§ Task requirements
Reproduce the listing below exactly. Pictures do not belong in the copy.

□ □ □ □

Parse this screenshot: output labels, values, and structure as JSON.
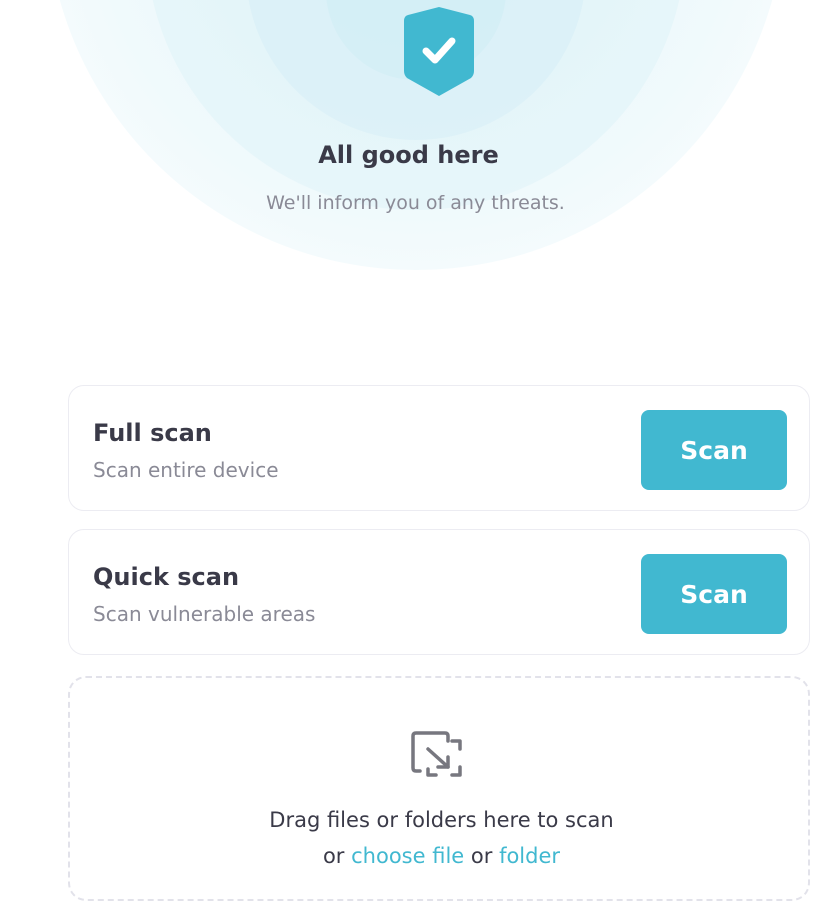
{
  "status": {
    "icon": "shield-check-icon",
    "title": "All good here",
    "subtitle": "We'll inform you of any threats."
  },
  "scans": [
    {
      "title": "Full scan",
      "subtitle": "Scan entire device",
      "button_label": "Scan"
    },
    {
      "title": "Quick scan",
      "subtitle": "Scan vulnerable areas",
      "button_label": "Scan"
    }
  ],
  "dropzone": {
    "icon": "drag-drop-icon",
    "text": "Drag files or folders here to scan",
    "or_1": "or",
    "choose_file_label": "choose file",
    "or_2": "or",
    "folder_label": "folder"
  },
  "colors": {
    "accent": "#41b8d0",
    "text_primary": "#3a3a48",
    "text_secondary": "#8a8a96",
    "border": "#ececf2"
  }
}
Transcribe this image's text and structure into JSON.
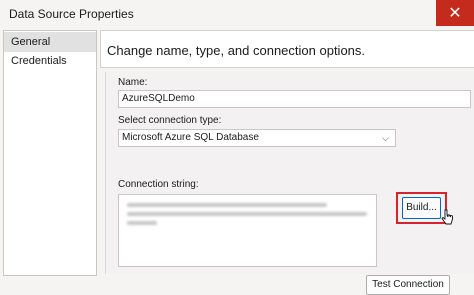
{
  "window": {
    "title": "Data Source Properties",
    "close_glyph": "✕"
  },
  "nav": {
    "items": [
      {
        "label": "General"
      },
      {
        "label": "Credentials"
      }
    ]
  },
  "main": {
    "header": "Change name, type, and connection options.",
    "name_label": "Name:",
    "name_value": "AzureSQLDemo",
    "type_label": "Select connection type:",
    "type_value": "Microsoft Azure SQL Database",
    "connstr_label": "Connection string:",
    "build_label": "Build...",
    "test_label": "Test Connection"
  },
  "colors": {
    "highlight": "#d9232a",
    "close_button": "#c42b1c"
  }
}
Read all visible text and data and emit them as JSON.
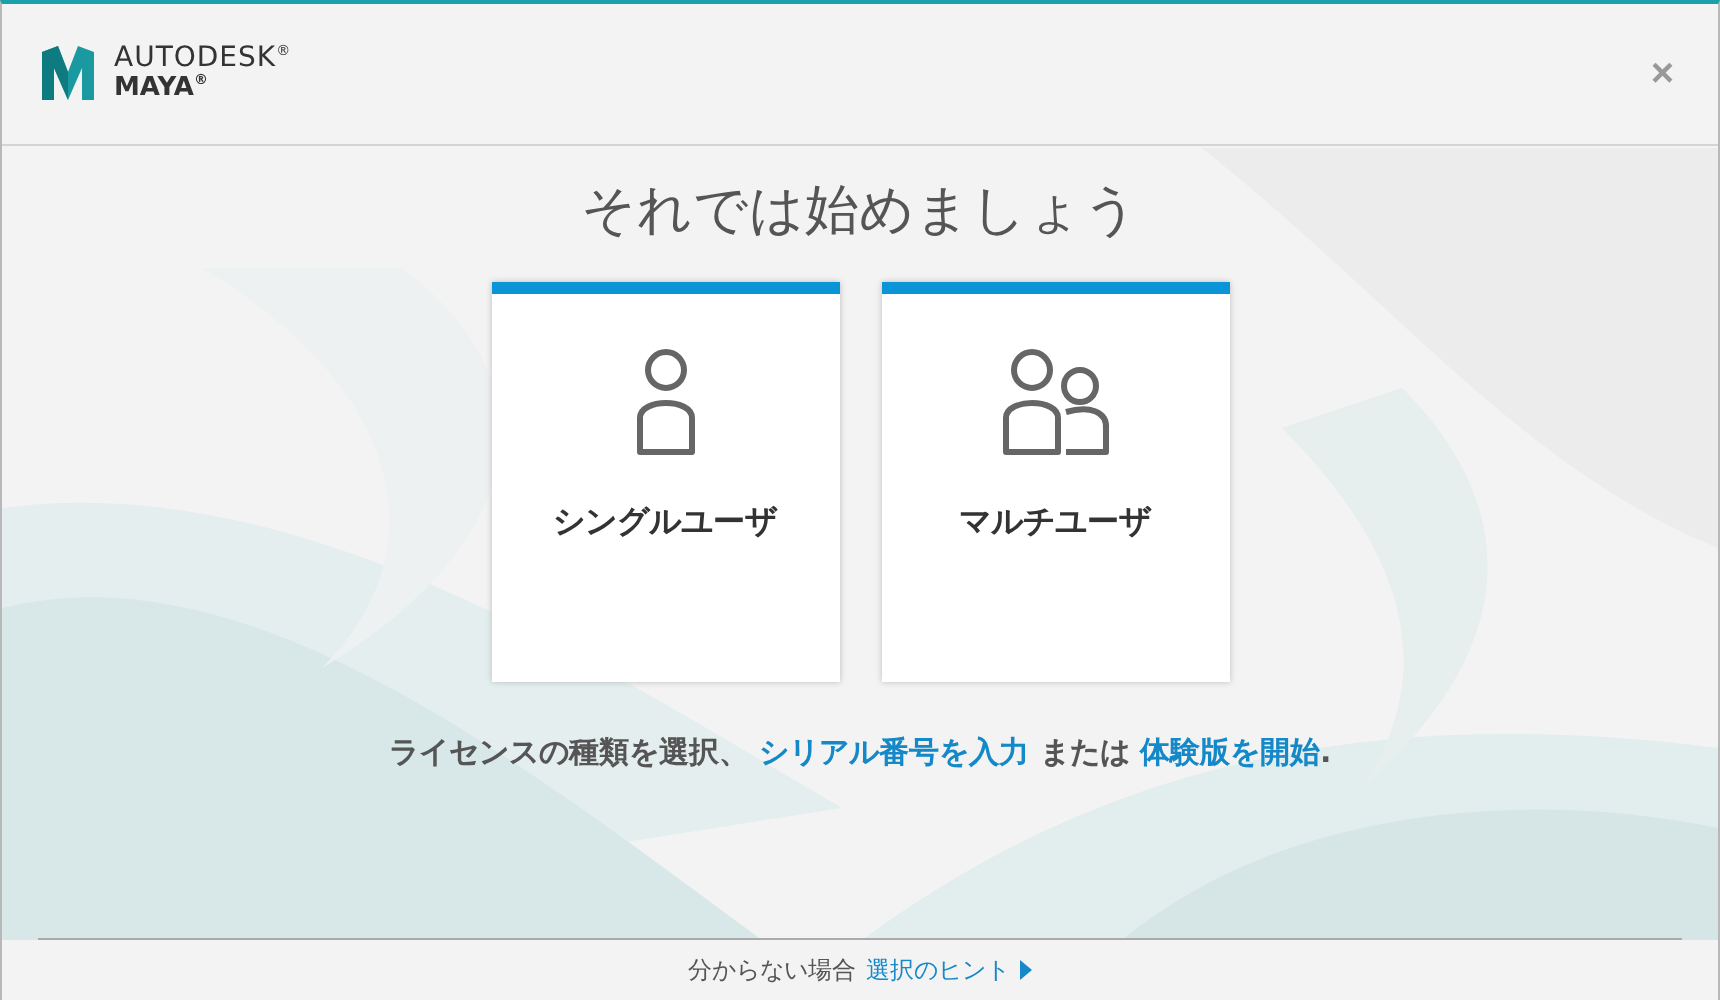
{
  "header": {
    "brand": "AUTODESK$^{®}$",
    "product": "MAYA$^{®}$",
    "close": "×"
  },
  "title": "それでは始めましょう",
  "options": [
    {
      "kind": "single",
      "label": "シングルユーザ"
    },
    {
      "kind": "multi",
      "label": "マルチユーザ"
    }
  ],
  "instruction": [
    {
      "kind": "text",
      "text": "ライセンスの種類を選択、"
    },
    {
      "kind": "link",
      "text": "シリアル番号を入力"
    },
    {
      "kind": "text",
      "text": "または"
    },
    {
      "kind": "link",
      "text": "体験版を開始"
    },
    {
      "kind": "text",
      "text": "."
    }
  ],
  "footer": {
    "text": "分からない場合",
    "link": "選択のヒント"
  }
}
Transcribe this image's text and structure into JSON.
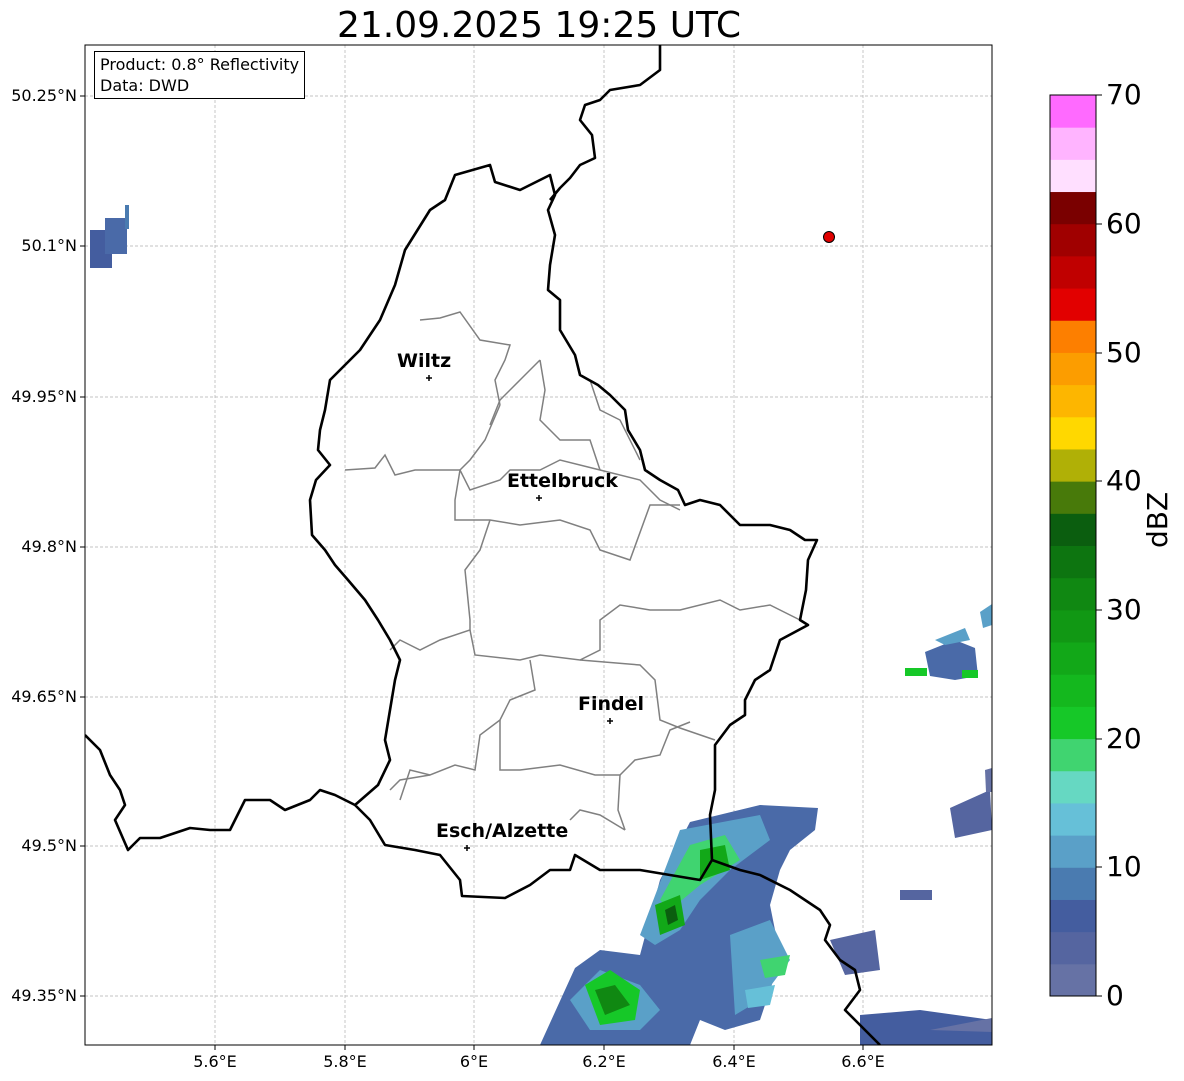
{
  "title": "21.09.2025 19:25 UTC",
  "info": {
    "product": "Product: 0.8° Reflectivity",
    "data": "Data: DWD"
  },
  "axes": {
    "lon_labels": [
      "5.6°E",
      "5.8°E",
      "6°E",
      "6.2°E",
      "6.4°E",
      "6.6°E"
    ],
    "lat_labels": [
      "50.25°N",
      "50.1°N",
      "49.95°N",
      "49.8°N",
      "49.65°N",
      "49.5°N",
      "49.35°N"
    ],
    "lon_range": [
      5.4,
      6.8
    ],
    "lat_range": [
      49.3,
      50.3
    ],
    "grid": true
  },
  "colorbar": {
    "label": "dBZ",
    "ticks": [
      "0",
      "10",
      "20",
      "30",
      "40",
      "50",
      "60",
      "70"
    ],
    "range": [
      0,
      70
    ],
    "step": 2.5,
    "colors": [
      "#6672a5",
      "#5565a0",
      "#445d9f",
      "#4a7bb0",
      "#5aa0c8",
      "#66c0d8",
      "#66d8c2",
      "#40d470",
      "#16c828",
      "#14b81e",
      "#12a818",
      "#119814",
      "#108812",
      "#0d7510",
      "#0b5e0f",
      "#487a0a",
      "#b0b006",
      "#ffd800",
      "#fdb600",
      "#fc9d00",
      "#fd7f00",
      "#e20000",
      "#c00000",
      "#a00000",
      "#7a0000",
      "#ffdfff",
      "#ffb4ff",
      "#ff6aff",
      "#ea36ea"
    ]
  },
  "cities": [
    {
      "name": "Wiltz"
    },
    {
      "name": "Ettelbruck"
    },
    {
      "name": "Findel"
    },
    {
      "name": "Esch/Alzette"
    }
  ],
  "radar_marker": {
    "color": "#e00000",
    "lon": 6.55,
    "lat": 50.11
  }
}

□ □ □ □

§ Solution
Parse this screenshot: output labels, values, and structure as JSON.
{
  "status": {
    "icon": "shield-check-icon",
    "title": "All good here",
    "subtitle": "We'll inform you of any threats."
  },
  "scans": [
    {
      "title": "Full scan",
      "subtitle": "Scan entire device",
      "button_label": "Scan"
    },
    {
      "title": "Quick scan",
      "subtitle": "Scan vulnerable areas",
      "button_label": "Scan"
    }
  ],
  "dropzone": {
    "icon": "drag-drop-icon",
    "text": "Drag files or folders here to scan",
    "or_1": "or",
    "choose_file_label": "choose file",
    "or_2": "or",
    "folder_label": "folder"
  },
  "colors": {
    "accent": "#41b8d0",
    "text_primary": "#3a3a48",
    "text_secondary": "#8a8a96",
    "border": "#ececf2"
  }
}
Transcribe this image's text and structure into JSON.
{
  "window": {
    "title": "Data Source Properties",
    "close_glyph": "✕"
  },
  "nav": {
    "items": [
      {
        "label": "General"
      },
      {
        "label": "Credentials"
      }
    ]
  },
  "main": {
    "header": "Change name, type, and connection options.",
    "name_label": "Name:",
    "name_value": "AzureSQLDemo",
    "type_label": "Select connection type:",
    "type_value": "Microsoft Azure SQL Database",
    "connstr_label": "Connection string:",
    "build_label": "Build...",
    "test_label": "Test Connection"
  },
  "colors": {
    "highlight": "#d9232a",
    "close_button": "#c42b1c"
  }
}
Read all visible text and data and emit them as JSON.
{
  "header": {
    "brand": "AUTODESK$^{®}$",
    "product": "MAYA$^{®}$",
    "close": "×"
  },
  "title": "それでは始めましょう",
  "options": [
    {
      "kind": "single",
      "label": "シングルユーザ"
    },
    {
      "kind": "multi",
      "label": "マルチユーザ"
    }
  ],
  "instruction": [
    {
      "kind": "text",
      "text": "ライセンスの種類を選択、"
    },
    {
      "kind": "link",
      "text": "シリアル番号を入力"
    },
    {
      "kind": "text",
      "text": "または"
    },
    {
      "kind": "link",
      "text": "体験版を開始"
    },
    {
      "kind": "text",
      "text": "."
    }
  ],
  "footer": {
    "text": "分からない場合",
    "link": "選択のヒント"
  }
}
Transcribe this image's text and structure into JSON.
{
  "title": "21.09.2025 19:25 UTC",
  "info": {
    "product": "Product: 0.8° Reflectivity",
    "data": "Data: DWD"
  },
  "axes": {
    "lon_labels": [
      "5.6°E",
      "5.8°E",
      "6°E",
      "6.2°E",
      "6.4°E",
      "6.6°E"
    ],
    "lat_labels": [
      "50.25°N",
      "50.1°N",
      "49.95°N",
      "49.8°N",
      "49.65°N",
      "49.5°N",
      "49.35°N"
    ],
    "lon_range": [
      5.4,
      6.8
    ],
    "lat_range": [
      49.3,
      50.3
    ],
    "grid": true
  },
  "colorbar": {
    "label": "dBZ",
    "ticks": [
      "0",
      "10",
      "20",
      "30",
      "40",
      "50",
      "60",
      "70"
    ],
    "range": [
      0,
      70
    ],
    "step": 2.5,
    "colors": [
      "#6672a5",
      "#5565a0",
      "#445d9f",
      "#4a7bb0",
      "#5aa0c8",
      "#66c0d8",
      "#66d8c2",
      "#40d470",
      "#16c828",
      "#14b81e",
      "#12a818",
      "#119814",
      "#108812",
      "#0d7510",
      "#0b5e0f",
      "#487a0a",
      "#b0b006",
      "#ffd800",
      "#fdb600",
      "#fc9d00",
      "#fd7f00",
      "#e20000",
      "#c00000",
      "#a00000",
      "#7a0000",
      "#ffdfff",
      "#ffb4ff",
      "#ff6aff",
      "#ea36ea"
    ]
  },
  "cities": [
    {
      "name": "Wiltz"
    },
    {
      "name": "Ettelbruck"
    },
    {
      "name": "Findel"
    },
    {
      "name": "Esch/Alzette"
    }
  ],
  "radar_marker": {
    "color": "#e00000",
    "lon": 6.55,
    "lat": 50.11
  }
}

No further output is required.